* DATA SECTION
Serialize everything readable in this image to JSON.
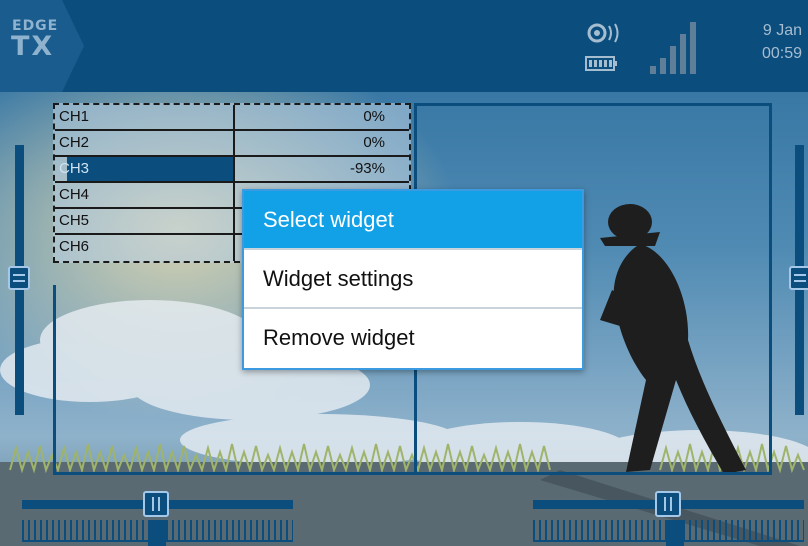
{
  "header": {
    "logo_top": "EDGE",
    "logo_bottom": "TX",
    "date": "9 Jan",
    "time": "00:59"
  },
  "channels": [
    {
      "label": "CH1",
      "value": "0%",
      "level": 0
    },
    {
      "label": "CH2",
      "value": "0%",
      "level": 0
    },
    {
      "label": "CH3",
      "value": "-93%",
      "level": -93
    },
    {
      "label": "CH4",
      "value": "",
      "level": 0
    },
    {
      "label": "CH5",
      "value": "",
      "level": 0
    },
    {
      "label": "CH6",
      "value": "",
      "level": 0
    }
  ],
  "menu": {
    "items": [
      {
        "label": "Select widget",
        "selected": true
      },
      {
        "label": "Widget settings",
        "selected": false
      },
      {
        "label": "Remove widget",
        "selected": false
      }
    ]
  },
  "icons": {
    "signal": "rssi-signal-icon",
    "battery": "battery-icon",
    "audio": "volume-icon"
  },
  "colors": {
    "accent": "#0b4d7d",
    "highlight": "#12a0e6"
  }
}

* INSTRUCTIONS FOR THE TASK
Show all lines in the entries above where the string "label" appears.

* THE RESPONSE
      "label": "CH1",
      "label": "CH2",
      "label": "CH3",
      "label": "CH4",
      "label": "CH5",
      "label": "CH6",
        "label": "Select widget",
        "label": "Widget settings",
        "label": "Remove widget",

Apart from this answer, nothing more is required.